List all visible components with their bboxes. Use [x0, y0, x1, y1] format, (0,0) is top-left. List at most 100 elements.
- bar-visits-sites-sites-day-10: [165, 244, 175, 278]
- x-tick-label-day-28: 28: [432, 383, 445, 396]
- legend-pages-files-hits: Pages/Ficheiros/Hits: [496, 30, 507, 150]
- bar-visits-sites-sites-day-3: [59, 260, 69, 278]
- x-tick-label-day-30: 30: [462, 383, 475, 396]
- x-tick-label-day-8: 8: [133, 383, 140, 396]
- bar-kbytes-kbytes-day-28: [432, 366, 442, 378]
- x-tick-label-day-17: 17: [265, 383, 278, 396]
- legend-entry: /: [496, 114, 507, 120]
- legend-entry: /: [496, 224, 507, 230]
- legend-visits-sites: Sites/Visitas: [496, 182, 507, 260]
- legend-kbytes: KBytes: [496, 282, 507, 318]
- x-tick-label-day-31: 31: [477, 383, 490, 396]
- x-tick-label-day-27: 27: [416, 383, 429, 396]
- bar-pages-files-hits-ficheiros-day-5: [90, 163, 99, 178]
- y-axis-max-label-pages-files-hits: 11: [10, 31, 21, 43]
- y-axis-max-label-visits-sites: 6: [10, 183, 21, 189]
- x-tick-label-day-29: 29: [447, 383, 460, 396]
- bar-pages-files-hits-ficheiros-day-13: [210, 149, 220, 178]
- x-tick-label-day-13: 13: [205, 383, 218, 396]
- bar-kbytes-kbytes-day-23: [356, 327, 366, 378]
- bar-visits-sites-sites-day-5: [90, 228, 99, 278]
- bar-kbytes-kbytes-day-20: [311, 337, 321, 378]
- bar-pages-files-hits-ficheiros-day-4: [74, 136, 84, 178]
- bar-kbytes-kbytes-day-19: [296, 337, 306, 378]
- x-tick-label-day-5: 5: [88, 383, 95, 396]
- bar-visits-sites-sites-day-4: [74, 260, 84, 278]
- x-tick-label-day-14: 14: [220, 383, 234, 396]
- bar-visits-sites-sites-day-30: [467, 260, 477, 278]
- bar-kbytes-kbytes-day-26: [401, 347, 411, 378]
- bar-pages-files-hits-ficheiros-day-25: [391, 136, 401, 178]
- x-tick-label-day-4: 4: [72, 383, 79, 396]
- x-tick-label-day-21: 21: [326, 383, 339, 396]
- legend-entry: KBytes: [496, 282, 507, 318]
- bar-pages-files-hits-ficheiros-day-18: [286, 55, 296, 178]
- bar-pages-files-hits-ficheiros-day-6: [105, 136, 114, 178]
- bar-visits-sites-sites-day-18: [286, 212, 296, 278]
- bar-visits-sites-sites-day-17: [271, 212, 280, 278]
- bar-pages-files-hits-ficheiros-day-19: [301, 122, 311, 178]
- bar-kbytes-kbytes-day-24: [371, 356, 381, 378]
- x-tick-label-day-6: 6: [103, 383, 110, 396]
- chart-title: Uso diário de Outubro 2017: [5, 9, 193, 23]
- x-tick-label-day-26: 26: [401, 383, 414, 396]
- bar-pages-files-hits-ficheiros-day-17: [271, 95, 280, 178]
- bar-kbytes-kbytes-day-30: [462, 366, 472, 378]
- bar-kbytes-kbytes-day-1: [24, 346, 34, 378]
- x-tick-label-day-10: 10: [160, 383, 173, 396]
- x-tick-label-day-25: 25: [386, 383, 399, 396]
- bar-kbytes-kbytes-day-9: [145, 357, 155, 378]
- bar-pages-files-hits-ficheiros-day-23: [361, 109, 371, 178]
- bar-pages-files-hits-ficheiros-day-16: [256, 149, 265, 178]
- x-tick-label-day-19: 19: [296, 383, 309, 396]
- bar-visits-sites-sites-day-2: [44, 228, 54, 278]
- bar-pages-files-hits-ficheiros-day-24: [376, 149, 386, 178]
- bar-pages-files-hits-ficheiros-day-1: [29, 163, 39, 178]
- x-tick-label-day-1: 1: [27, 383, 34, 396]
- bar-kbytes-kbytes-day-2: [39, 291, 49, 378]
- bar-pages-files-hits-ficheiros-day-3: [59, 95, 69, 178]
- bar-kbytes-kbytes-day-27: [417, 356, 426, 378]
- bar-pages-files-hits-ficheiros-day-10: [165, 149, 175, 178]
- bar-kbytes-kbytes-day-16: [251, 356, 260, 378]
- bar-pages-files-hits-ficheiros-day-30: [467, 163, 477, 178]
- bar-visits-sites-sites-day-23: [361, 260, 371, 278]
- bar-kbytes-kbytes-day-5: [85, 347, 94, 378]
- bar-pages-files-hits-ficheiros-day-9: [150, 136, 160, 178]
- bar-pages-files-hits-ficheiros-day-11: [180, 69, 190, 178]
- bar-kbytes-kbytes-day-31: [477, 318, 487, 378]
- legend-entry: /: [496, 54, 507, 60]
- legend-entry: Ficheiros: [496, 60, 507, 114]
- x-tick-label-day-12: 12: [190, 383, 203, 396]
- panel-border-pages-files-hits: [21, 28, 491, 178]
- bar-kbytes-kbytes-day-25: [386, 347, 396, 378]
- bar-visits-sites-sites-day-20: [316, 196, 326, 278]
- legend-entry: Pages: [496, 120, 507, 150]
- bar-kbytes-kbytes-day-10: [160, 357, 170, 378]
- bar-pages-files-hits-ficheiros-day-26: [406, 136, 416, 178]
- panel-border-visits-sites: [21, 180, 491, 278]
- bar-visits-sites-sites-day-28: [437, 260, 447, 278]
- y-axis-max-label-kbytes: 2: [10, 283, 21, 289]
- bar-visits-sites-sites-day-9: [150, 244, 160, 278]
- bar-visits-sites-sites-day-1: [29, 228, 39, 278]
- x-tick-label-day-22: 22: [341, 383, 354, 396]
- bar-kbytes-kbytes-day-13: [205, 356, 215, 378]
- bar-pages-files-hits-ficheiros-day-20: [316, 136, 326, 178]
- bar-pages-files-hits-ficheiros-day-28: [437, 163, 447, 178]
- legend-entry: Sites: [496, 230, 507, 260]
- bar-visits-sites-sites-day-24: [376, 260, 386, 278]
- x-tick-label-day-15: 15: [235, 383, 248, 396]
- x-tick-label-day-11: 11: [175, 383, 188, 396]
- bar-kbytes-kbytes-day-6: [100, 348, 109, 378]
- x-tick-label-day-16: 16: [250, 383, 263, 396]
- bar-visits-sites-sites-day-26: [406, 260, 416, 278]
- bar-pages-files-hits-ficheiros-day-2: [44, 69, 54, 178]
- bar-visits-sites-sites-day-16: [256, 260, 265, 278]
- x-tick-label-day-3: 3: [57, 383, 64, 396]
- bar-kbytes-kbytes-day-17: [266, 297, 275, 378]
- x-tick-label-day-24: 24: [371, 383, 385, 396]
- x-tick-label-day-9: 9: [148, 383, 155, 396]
------------------------------------------------
Work to do ::
Copy out every one of the lines above, word for word and unchanged.

Response ::
List all visible components with their bboxes. Use [x0, y0, x1, y1] format, (0,0) is top-left. List at most 100 elements.
- bar-visits-sites-sites-day-10: [165, 244, 175, 278]
- x-tick-label-day-28: 28: [432, 383, 445, 396]
- legend-pages-files-hits: Pages/Ficheiros/Hits: [496, 30, 507, 150]
- bar-visits-sites-sites-day-3: [59, 260, 69, 278]
- x-tick-label-day-30: 30: [462, 383, 475, 396]
- x-tick-label-day-8: 8: [133, 383, 140, 396]
- bar-kbytes-kbytes-day-28: [432, 366, 442, 378]
- x-tick-label-day-17: 17: [265, 383, 278, 396]
- legend-entry: /: [496, 114, 507, 120]
- legend-entry: /: [496, 224, 507, 230]
- legend-visits-sites: Sites/Visitas: [496, 182, 507, 260]
- legend-kbytes: KBytes: [496, 282, 507, 318]
- x-tick-label-day-31: 31: [477, 383, 490, 396]
- x-tick-label-day-27: 27: [416, 383, 429, 396]
- bar-pages-files-hits-ficheiros-day-5: [90, 163, 99, 178]
- y-axis-max-label-pages-files-hits: 11: [10, 31, 21, 43]
- y-axis-max-label-visits-sites: 6: [10, 183, 21, 189]
- x-tick-label-day-29: 29: [447, 383, 460, 396]
- bar-pages-files-hits-ficheiros-day-13: [210, 149, 220, 178]
- x-tick-label-day-13: 13: [205, 383, 218, 396]
- bar-kbytes-kbytes-day-23: [356, 327, 366, 378]
- bar-visits-sites-sites-day-5: [90, 228, 99, 278]
- bar-kbytes-kbytes-day-20: [311, 337, 321, 378]
- bar-pages-files-hits-ficheiros-day-4: [74, 136, 84, 178]
- bar-kbytes-kbytes-day-19: [296, 337, 306, 378]
- x-tick-label-day-5: 5: [88, 383, 95, 396]
- bar-visits-sites-sites-day-4: [74, 260, 84, 278]
- x-tick-label-day-14: 14: [220, 383, 234, 396]
- bar-visits-sites-sites-day-30: [467, 260, 477, 278]
- bar-kbytes-kbytes-day-26: [401, 347, 411, 378]
- bar-pages-files-hits-ficheiros-day-25: [391, 136, 401, 178]
- x-tick-label-day-4: 4: [72, 383, 79, 396]
- x-tick-label-day-21: 21: [326, 383, 339, 396]
- legend-entry: KBytes: [496, 282, 507, 318]
- bar-pages-files-hits-ficheiros-day-18: [286, 55, 296, 178]
- bar-pages-files-hits-ficheiros-day-6: [105, 136, 114, 178]
- bar-visits-sites-sites-day-18: [286, 212, 296, 278]
- bar-visits-sites-sites-day-17: [271, 212, 280, 278]
- bar-pages-files-hits-ficheiros-day-19: [301, 122, 311, 178]
- bar-kbytes-kbytes-day-24: [371, 356, 381, 378]
- x-tick-label-day-6: 6: [103, 383, 110, 396]
- chart-title: Uso diário de Outubro 2017: [5, 9, 193, 23]
- x-tick-label-day-26: 26: [401, 383, 414, 396]
- bar-pages-files-hits-ficheiros-day-17: [271, 95, 280, 178]
- bar-kbytes-kbytes-day-30: [462, 366, 472, 378]
- bar-kbytes-kbytes-day-1: [24, 346, 34, 378]
- x-tick-label-day-10: 10: [160, 383, 173, 396]
- x-tick-label-day-25: 25: [386, 383, 399, 396]
- bar-kbytes-kbytes-day-9: [145, 357, 155, 378]
- bar-pages-files-hits-ficheiros-day-23: [361, 109, 371, 178]
- bar-pages-files-hits-ficheiros-day-16: [256, 149, 265, 178]
- x-tick-label-day-19: 19: [296, 383, 309, 396]
- bar-visits-sites-sites-day-2: [44, 228, 54, 278]
- bar-pages-files-hits-ficheiros-day-24: [376, 149, 386, 178]
- bar-pages-files-hits-ficheiros-day-1: [29, 163, 39, 178]
- x-tick-label-day-1: 1: [27, 383, 34, 396]
- bar-kbytes-kbytes-day-2: [39, 291, 49, 378]
- bar-pages-files-hits-ficheiros-day-3: [59, 95, 69, 178]
- bar-kbytes-kbytes-day-27: [417, 356, 426, 378]
- bar-pages-files-hits-ficheiros-day-10: [165, 149, 175, 178]
- bar-kbytes-kbytes-day-16: [251, 356, 260, 378]
- bar-pages-files-hits-ficheiros-day-30: [467, 163, 477, 178]
- bar-visits-sites-sites-day-23: [361, 260, 371, 278]
- bar-kbytes-kbytes-day-5: [85, 347, 94, 378]
- bar-pages-files-hits-ficheiros-day-9: [150, 136, 160, 178]
- bar-pages-files-hits-ficheiros-day-11: [180, 69, 190, 178]
- bar-kbytes-kbytes-day-31: [477, 318, 487, 378]
- legend-entry: /: [496, 54, 507, 60]
- legend-entry: Ficheiros: [496, 60, 507, 114]
- x-tick-label-day-12: 12: [190, 383, 203, 396]
- panel-border-pages-files-hits: [21, 28, 491, 178]
- bar-kbytes-kbytes-day-25: [386, 347, 396, 378]
- bar-visits-sites-sites-day-20: [316, 196, 326, 278]
- legend-entry: Pages: [496, 120, 507, 150]
- bar-kbytes-kbytes-day-10: [160, 357, 170, 378]
- bar-pages-files-hits-ficheiros-day-26: [406, 136, 416, 178]
- panel-border-visits-sites: [21, 180, 491, 278]
- bar-visits-sites-sites-day-28: [437, 260, 447, 278]
- y-axis-max-label-kbytes: 2: [10, 283, 21, 289]
- bar-visits-sites-sites-day-9: [150, 244, 160, 278]
- bar-visits-sites-sites-day-1: [29, 228, 39, 278]
- x-tick-label-day-22: 22: [341, 383, 354, 396]
- bar-kbytes-kbytes-day-13: [205, 356, 215, 378]
- bar-pages-files-hits-ficheiros-day-20: [316, 136, 326, 178]
- bar-pages-files-hits-ficheiros-day-28: [437, 163, 447, 178]
- legend-entry: Sites: [496, 230, 507, 260]
- bar-visits-sites-sites-day-24: [376, 260, 386, 278]
- x-tick-label-day-15: 15: [235, 383, 248, 396]
- x-tick-label-day-11: 11: [175, 383, 188, 396]
- bar-kbytes-kbytes-day-6: [100, 348, 109, 378]
- x-tick-label-day-16: 16: [250, 383, 263, 396]
- bar-visits-sites-sites-day-26: [406, 260, 416, 278]
- bar-pages-files-hits-ficheiros-day-2: [44, 69, 54, 178]
- bar-visits-sites-sites-day-16: [256, 260, 265, 278]
- x-tick-label-day-3: 3: [57, 383, 64, 396]
- bar-kbytes-kbytes-day-17: [266, 297, 275, 378]
- x-tick-label-day-24: 24: [371, 383, 385, 396]
- x-tick-label-day-9: 9: [148, 383, 155, 396]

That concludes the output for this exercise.